### Set task
From the forum thread on the R34 valve cover paint code, reproduce the passage between "Thanks Tony but" and "my sprayer tommorow.", inclusive, without changing any wording.

### Provided text
= = = = =

# r34 valve color red code



## sr20gt30r (Aug 25, 2007)

Hi, does someone can tell me what's exactly the color code for the red paint on the r34 valve cover?
thanks!!


----------



## r33 v-spec (May 24, 2002)

Good luck with this, and if you do find out, be sure to let me know! 

I searched high and low for this, and also spoke to a few people in higher states, but still no luck

I obtained the code, but this code was only used by Nissan internally, and not as a normal paint code recognised by your local paint suppliers


----------



## sky 1t (Nov 5, 2004)

Just paint it the same colour as your car when getting some stone chips removed from your bumpers like i did, alot less hassle than trying to find that mystery paint code isn't it Virdee?


----------



## LivingMovie (Oct 16, 2006)

Nissan Cherry Red Effect Z24 or X1020
:thumbsup:


----------



## sr20gt30r (Aug 25, 2007)

LivingMovie said:


> Nissan Cherry Red Effect Z24 or X1020
> :thumbsup:


Ok, but are you able to get that color in Canada? UAP Napa cannot. Maybe PPG or Carquest??


----------



## M19 GTR (May 26, 2002)

Its actualy a Honda C90 moped red we re-done a mates 1 a while back and its an exact match.

Tony


----------



## sr20gt30r (Aug 25, 2007)

M19 GTR said:


> Its actualy a Honda C90 moped red we re-done a mates 1 a while back and its an exact match.
> 
> Tony


Thanks Tony but the code of that color is C90 or it's a Honda model? Here in Canada, we don't have Honda C90 or color C90... moped red is the name of the color?
very nice your R34!!


----------



## M19 GTR (May 26, 2002)

Cheers. Its the model C90 Honda, il find the colour code for you of my sprayer tommorow.

Tony


----------



## r33 v-spec (May 24, 2002)

I'll be keeping a keen eye on this thread!


----------



## M19 GTR (May 26, 2002)

r33 v-spec said:


> I'll be keeping a keen eye on this thread!


You have just given me a call before and i would have got you the code...lol

Tony


----------



## sr20gt30r (Aug 25, 2007)

did you found the color code??


----------



## synistrGT-R (Oct 15, 2007)

= = = = =

### Entries
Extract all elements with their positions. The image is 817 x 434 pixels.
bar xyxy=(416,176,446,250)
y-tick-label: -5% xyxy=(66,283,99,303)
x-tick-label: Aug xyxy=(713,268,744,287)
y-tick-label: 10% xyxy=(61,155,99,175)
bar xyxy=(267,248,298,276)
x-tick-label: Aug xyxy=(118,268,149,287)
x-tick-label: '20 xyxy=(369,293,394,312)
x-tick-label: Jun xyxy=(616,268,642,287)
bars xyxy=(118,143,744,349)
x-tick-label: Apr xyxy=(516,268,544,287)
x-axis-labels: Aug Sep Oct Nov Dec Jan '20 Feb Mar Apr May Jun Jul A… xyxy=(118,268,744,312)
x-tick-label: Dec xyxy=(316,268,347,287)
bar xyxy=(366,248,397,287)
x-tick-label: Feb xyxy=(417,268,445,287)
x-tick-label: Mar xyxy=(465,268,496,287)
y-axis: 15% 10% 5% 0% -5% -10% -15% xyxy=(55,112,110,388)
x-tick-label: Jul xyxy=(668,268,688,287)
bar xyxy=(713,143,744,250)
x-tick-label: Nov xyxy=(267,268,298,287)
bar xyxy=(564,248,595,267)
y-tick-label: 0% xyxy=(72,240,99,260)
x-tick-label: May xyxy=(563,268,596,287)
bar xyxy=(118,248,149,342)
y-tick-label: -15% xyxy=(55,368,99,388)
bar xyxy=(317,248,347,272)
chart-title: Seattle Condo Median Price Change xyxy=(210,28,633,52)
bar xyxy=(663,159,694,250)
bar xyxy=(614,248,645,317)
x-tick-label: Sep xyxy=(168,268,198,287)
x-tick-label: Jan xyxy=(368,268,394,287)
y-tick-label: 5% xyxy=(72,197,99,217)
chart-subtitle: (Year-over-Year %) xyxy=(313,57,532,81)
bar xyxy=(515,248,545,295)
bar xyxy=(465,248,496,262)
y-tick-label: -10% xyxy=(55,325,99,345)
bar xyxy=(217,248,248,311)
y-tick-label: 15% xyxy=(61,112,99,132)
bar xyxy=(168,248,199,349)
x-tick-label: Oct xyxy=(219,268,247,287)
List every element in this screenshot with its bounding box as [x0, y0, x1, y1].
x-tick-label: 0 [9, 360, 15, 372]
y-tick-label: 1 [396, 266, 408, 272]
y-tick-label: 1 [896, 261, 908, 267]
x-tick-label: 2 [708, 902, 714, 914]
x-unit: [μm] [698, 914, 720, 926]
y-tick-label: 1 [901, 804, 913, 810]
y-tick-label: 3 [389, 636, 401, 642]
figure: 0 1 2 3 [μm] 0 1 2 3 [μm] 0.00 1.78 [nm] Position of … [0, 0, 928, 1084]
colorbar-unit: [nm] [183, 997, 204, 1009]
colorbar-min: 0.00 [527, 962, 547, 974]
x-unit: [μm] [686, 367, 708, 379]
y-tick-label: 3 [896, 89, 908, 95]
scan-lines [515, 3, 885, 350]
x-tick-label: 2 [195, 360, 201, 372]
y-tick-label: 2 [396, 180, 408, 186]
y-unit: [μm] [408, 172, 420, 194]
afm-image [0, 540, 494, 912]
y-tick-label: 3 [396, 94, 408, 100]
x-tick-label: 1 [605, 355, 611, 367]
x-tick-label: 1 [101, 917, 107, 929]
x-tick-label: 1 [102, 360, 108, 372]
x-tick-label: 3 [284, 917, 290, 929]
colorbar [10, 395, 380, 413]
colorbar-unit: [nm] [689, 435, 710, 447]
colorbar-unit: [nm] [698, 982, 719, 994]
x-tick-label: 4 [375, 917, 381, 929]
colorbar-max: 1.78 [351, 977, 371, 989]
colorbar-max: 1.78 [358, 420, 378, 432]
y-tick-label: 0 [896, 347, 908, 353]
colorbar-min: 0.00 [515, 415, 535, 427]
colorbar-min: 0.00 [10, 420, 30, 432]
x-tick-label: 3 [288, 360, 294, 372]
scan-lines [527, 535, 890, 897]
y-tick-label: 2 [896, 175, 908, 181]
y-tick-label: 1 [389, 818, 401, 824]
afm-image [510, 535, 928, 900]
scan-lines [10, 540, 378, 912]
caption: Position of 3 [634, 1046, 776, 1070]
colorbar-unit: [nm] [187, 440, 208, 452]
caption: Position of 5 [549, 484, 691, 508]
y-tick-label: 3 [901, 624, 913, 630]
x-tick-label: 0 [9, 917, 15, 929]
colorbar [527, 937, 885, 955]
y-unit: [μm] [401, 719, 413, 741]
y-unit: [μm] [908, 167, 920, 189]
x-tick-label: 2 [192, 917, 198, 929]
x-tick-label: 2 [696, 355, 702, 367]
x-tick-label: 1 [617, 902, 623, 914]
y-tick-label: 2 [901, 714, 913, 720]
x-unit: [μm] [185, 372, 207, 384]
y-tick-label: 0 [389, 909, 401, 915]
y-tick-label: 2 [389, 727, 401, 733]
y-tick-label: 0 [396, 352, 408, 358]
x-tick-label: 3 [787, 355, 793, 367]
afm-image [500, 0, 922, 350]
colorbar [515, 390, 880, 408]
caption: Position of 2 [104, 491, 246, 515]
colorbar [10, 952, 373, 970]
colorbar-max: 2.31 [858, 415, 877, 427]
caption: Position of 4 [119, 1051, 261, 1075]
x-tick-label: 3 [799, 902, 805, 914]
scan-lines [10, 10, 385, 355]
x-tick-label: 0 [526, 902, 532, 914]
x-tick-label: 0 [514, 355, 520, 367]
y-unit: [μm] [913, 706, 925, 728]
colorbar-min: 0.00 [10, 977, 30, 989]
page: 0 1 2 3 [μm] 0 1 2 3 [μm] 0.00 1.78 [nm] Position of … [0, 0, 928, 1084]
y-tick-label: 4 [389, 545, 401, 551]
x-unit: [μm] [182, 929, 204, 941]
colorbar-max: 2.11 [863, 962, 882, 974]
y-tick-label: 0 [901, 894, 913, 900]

= = = = =

### Written solution
Thanks Tony but the code of that color is C90 or it's a Honda model? Here in Canada, we don't have Honda C90 or color C90... moped red is the name of the color?
very nice your R34!!


----------



## M19 GTR (May 26, 2002)

Cheers. Its the model C90 Honda, il find the colour code for you of my sprayer tommorow.